Give only the number of lines in these records that contain the word "profileUser".
[start of Data provided]
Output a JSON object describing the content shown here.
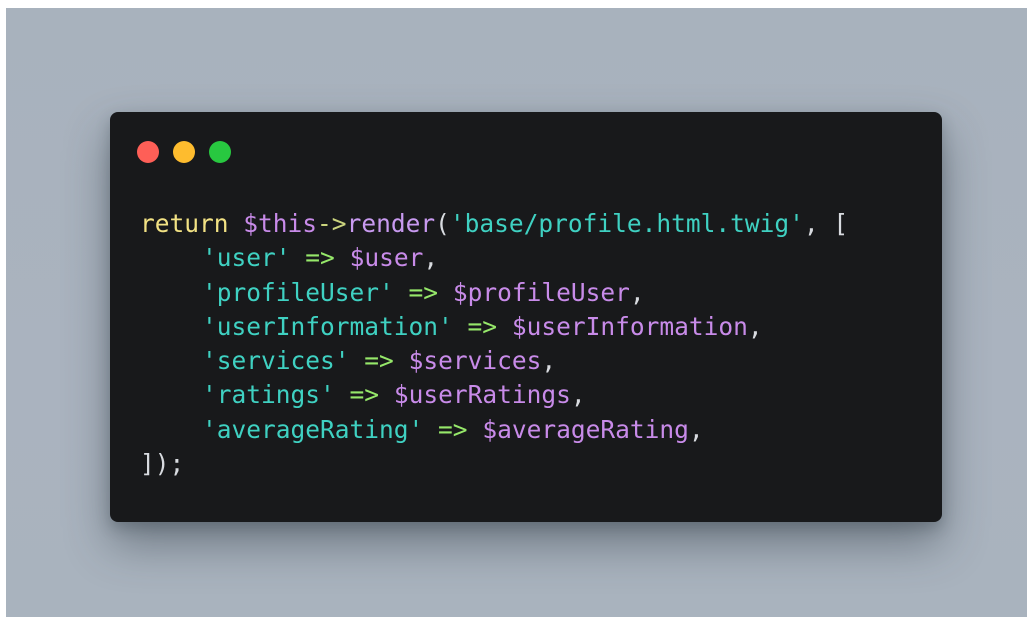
{
  "window_controls": {
    "close_color": "#fe5f57",
    "minimize_color": "#febc2e",
    "maximize_color": "#28c840"
  },
  "code": {
    "line1": {
      "keyword": "return",
      "variable": "$this",
      "operator": "->",
      "method": "render",
      "open_paren": "(",
      "template": "'base/profile.html.twig'",
      "after_template": ", ["
    },
    "entries": [
      {
        "key": "'user'",
        "arrow": "=>",
        "value": "$user",
        "comma": ","
      },
      {
        "key": "'profileUser'",
        "arrow": "=>",
        "value": "$profileUser",
        "comma": ","
      },
      {
        "key": "'userInformation'",
        "arrow": "=>",
        "value": "$userInformation",
        "comma": ","
      },
      {
        "key": "'services'",
        "arrow": "=>",
        "value": "$services",
        "comma": ","
      },
      {
        "key": "'ratings'",
        "arrow": "=>",
        "value": "$userRatings",
        "comma": ","
      },
      {
        "key": "'averageRating'",
        "arrow": "=>",
        "value": "$averageRating",
        "comma": ","
      }
    ],
    "closing": "]);"
  }
}
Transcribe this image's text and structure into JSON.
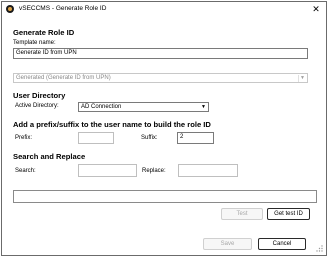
{
  "window": {
    "title": "vSECCMS - Generate Role ID",
    "close_glyph": "✕"
  },
  "generate": {
    "heading": "Generate Role ID",
    "template_label": "Template name:",
    "template_value": "Generate ID from UPN",
    "generated_select": "Generated (Generate ID from UPN)"
  },
  "user_directory": {
    "heading": "User Directory",
    "active_label": "Active Directory:",
    "active_value": "AD Connection"
  },
  "prefix_suffix": {
    "heading": "Add a prefix/suffix to the user name to build the role ID",
    "prefix_label": "Prefix:",
    "prefix_value": "",
    "suffix_label": "Suffix:",
    "suffix_value": "2"
  },
  "search_replace": {
    "heading": "Search and Replace",
    "search_label": "Search:",
    "search_value": "",
    "replace_label": "Replace:",
    "replace_value": ""
  },
  "buttons": {
    "test": "Test",
    "get_test_id": "Get test ID",
    "save": "Save",
    "cancel": "Cancel"
  }
}
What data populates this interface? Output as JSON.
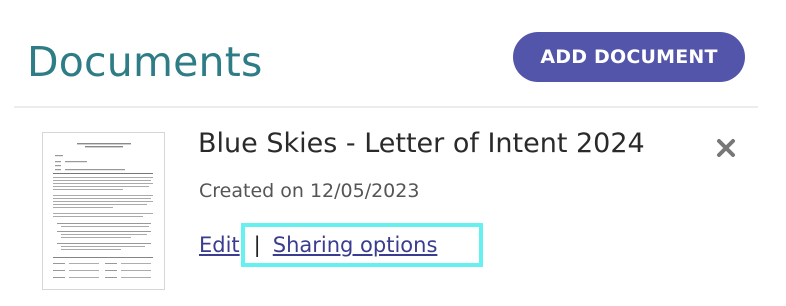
{
  "page": {
    "title": "Documents"
  },
  "header": {
    "add_button_label": "ADD DOCUMENT"
  },
  "document": {
    "title": "Blue Skies - Letter of Intent 2024",
    "created_text": "Created on 12/05/2023",
    "edit_label": "Edit",
    "separator": "|",
    "sharing_label": "Sharing options",
    "thumbnail_alt": "document-page-thumbnail"
  },
  "icons": {
    "close": "close-icon",
    "thumbnail": "document-thumbnail-icon"
  },
  "colors": {
    "title": "#2e7d86",
    "button_bg": "#5355ab",
    "link": "#3a3d8f",
    "highlight": "#66f0f0",
    "close": "#777777"
  }
}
[end of Data provided]
◆ **Output for this exercise**: 2